**WRITTEN PROBLEM**
Extract the lines that hold the string "return".

**ITEMS**
▬▬▬▬▬▬▬▬▬▬

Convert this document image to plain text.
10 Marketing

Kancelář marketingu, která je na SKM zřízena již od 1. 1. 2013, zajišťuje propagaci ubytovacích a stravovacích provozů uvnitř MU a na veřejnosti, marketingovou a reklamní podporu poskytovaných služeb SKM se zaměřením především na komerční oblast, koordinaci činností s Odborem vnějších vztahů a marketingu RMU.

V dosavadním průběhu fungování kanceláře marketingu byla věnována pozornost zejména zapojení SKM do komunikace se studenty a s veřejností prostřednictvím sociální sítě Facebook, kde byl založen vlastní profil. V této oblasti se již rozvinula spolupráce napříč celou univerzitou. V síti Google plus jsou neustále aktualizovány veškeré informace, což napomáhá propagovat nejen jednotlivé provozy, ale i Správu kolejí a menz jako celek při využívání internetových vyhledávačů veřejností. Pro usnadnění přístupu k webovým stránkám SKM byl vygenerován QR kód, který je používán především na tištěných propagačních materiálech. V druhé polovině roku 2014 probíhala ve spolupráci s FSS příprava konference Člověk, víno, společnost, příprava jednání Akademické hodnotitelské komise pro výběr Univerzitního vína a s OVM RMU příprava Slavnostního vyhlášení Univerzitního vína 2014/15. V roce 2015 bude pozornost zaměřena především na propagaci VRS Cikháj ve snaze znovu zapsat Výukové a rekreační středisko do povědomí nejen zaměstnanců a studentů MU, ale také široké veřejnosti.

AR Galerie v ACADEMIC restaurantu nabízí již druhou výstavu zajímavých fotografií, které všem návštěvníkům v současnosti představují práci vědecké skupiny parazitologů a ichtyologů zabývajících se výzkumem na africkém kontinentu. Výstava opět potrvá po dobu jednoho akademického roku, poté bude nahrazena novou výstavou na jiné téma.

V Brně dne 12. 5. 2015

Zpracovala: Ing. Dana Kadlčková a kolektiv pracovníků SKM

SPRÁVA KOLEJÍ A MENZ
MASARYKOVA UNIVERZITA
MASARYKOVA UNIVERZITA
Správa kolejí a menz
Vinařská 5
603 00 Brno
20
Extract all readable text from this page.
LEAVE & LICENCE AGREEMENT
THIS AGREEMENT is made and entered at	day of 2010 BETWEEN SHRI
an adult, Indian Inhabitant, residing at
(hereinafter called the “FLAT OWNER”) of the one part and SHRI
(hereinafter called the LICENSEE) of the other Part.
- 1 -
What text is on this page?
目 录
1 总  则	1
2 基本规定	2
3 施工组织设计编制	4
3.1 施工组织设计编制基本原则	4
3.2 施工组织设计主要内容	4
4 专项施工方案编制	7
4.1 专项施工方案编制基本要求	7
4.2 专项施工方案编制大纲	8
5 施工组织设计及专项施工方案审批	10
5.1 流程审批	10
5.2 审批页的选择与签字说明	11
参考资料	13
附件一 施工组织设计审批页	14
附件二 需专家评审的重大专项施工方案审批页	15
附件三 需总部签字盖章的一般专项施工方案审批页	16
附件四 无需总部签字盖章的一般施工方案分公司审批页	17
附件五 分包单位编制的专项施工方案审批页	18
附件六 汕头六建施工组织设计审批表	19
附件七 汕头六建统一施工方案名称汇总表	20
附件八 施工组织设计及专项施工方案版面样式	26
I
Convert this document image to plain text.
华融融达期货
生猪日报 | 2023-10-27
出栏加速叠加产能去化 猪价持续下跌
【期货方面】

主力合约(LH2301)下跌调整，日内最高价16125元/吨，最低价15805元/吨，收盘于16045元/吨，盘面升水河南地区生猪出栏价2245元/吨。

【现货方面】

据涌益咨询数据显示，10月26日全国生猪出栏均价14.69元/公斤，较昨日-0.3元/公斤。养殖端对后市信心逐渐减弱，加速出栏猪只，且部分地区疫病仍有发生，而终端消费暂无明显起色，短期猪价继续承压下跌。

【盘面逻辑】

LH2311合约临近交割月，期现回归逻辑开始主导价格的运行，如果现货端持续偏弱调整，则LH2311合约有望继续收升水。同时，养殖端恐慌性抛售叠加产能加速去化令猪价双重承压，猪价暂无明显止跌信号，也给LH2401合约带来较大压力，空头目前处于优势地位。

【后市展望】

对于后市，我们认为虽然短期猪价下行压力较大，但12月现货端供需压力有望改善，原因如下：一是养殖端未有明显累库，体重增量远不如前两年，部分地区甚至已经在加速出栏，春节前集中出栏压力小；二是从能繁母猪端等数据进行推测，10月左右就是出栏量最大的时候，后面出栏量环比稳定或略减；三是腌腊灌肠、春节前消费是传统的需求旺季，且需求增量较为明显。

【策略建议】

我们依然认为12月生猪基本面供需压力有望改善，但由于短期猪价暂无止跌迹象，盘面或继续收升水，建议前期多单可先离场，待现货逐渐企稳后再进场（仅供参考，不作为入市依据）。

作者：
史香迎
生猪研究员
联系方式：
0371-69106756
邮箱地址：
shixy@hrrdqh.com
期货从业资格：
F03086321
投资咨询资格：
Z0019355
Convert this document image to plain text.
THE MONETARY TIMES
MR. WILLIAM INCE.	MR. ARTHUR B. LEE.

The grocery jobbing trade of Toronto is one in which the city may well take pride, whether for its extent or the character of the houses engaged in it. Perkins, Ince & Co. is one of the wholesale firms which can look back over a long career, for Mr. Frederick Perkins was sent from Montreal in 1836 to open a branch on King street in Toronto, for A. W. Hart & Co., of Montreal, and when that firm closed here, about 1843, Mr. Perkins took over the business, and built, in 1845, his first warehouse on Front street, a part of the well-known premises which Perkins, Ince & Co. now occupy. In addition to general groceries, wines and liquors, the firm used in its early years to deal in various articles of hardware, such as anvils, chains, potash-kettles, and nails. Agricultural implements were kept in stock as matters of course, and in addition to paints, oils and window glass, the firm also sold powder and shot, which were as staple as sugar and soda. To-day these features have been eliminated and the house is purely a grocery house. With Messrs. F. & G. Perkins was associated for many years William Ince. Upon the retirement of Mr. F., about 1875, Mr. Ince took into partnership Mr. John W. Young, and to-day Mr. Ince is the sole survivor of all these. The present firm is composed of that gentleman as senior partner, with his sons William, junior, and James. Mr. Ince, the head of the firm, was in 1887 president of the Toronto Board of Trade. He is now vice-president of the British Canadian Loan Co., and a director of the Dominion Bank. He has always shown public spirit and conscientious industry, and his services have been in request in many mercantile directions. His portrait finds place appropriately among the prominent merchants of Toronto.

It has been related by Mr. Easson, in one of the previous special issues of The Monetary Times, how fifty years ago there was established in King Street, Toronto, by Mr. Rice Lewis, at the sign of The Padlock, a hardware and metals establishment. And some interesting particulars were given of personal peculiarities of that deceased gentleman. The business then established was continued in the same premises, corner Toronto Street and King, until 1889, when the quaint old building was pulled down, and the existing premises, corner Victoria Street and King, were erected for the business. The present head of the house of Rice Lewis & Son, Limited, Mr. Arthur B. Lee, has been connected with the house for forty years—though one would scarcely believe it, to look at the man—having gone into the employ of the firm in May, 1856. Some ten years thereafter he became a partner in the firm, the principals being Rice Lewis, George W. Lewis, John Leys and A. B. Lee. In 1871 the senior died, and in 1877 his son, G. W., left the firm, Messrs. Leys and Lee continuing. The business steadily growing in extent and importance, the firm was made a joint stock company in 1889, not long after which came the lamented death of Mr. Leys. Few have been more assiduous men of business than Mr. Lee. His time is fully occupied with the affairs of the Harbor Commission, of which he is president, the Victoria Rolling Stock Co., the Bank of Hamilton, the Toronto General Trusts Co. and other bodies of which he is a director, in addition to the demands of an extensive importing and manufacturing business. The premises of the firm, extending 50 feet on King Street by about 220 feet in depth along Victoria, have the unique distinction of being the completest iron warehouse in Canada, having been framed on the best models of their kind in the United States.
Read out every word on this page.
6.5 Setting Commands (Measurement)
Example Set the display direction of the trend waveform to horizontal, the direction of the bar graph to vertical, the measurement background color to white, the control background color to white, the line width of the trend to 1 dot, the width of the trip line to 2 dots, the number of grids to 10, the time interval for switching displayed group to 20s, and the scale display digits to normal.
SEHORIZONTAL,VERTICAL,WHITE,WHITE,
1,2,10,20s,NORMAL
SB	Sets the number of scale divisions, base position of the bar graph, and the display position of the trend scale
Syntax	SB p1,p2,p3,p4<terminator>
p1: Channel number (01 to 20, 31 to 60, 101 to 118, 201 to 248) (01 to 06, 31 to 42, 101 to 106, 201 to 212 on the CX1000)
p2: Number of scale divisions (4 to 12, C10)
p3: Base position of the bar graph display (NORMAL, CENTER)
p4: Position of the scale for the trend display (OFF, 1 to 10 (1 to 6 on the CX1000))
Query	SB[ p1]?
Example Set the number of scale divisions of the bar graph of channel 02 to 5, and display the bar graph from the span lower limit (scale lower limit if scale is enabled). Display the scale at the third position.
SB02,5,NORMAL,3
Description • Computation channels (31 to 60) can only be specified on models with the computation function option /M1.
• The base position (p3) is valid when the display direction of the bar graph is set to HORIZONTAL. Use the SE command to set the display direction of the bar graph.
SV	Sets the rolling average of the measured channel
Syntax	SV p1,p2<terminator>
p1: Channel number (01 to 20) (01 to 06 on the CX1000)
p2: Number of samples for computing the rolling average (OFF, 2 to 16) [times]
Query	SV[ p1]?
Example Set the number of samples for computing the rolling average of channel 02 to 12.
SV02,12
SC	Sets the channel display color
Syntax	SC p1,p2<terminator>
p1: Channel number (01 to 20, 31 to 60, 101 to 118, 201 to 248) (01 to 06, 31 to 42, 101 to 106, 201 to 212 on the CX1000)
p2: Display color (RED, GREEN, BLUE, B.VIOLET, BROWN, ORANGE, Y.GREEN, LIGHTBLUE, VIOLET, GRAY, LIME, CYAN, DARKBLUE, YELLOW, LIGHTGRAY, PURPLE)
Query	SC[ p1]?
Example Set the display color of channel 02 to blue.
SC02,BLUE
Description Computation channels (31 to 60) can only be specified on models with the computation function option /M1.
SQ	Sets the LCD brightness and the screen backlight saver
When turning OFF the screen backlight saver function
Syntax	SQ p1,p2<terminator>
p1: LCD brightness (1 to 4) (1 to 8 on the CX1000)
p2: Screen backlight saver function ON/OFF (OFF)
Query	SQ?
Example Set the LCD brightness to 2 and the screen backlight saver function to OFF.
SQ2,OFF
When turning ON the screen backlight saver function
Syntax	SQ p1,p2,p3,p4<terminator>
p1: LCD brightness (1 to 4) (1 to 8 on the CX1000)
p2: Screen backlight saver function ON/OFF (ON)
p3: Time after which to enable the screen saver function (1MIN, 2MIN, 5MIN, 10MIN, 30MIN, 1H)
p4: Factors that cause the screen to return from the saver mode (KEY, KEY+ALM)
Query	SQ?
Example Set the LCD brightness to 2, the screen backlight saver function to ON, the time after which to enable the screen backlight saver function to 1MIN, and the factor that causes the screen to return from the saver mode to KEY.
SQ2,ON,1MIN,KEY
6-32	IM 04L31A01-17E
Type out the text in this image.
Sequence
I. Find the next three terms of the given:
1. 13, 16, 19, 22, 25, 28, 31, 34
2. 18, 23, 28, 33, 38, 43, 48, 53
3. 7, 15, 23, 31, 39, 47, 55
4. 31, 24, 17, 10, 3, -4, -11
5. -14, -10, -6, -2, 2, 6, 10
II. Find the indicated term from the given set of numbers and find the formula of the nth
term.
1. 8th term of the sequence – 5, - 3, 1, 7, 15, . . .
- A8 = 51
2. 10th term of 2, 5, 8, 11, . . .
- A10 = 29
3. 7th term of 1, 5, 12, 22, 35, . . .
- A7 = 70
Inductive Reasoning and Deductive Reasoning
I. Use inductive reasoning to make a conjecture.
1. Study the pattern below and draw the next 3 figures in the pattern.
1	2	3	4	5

▬▬▬▬▬▬▬▬▬▬

**RESPONSE TO THIS TASK**
p4: Factors that cause the screen to return from the saver mode (KEY, KEY+ALM)
Example Set the LCD brightness to 2, the screen backlight saver function to ON, the time after which to enable the screen backlight saver function to 1MIN, and the factor that causes the screen to return from the saver mode to KEY.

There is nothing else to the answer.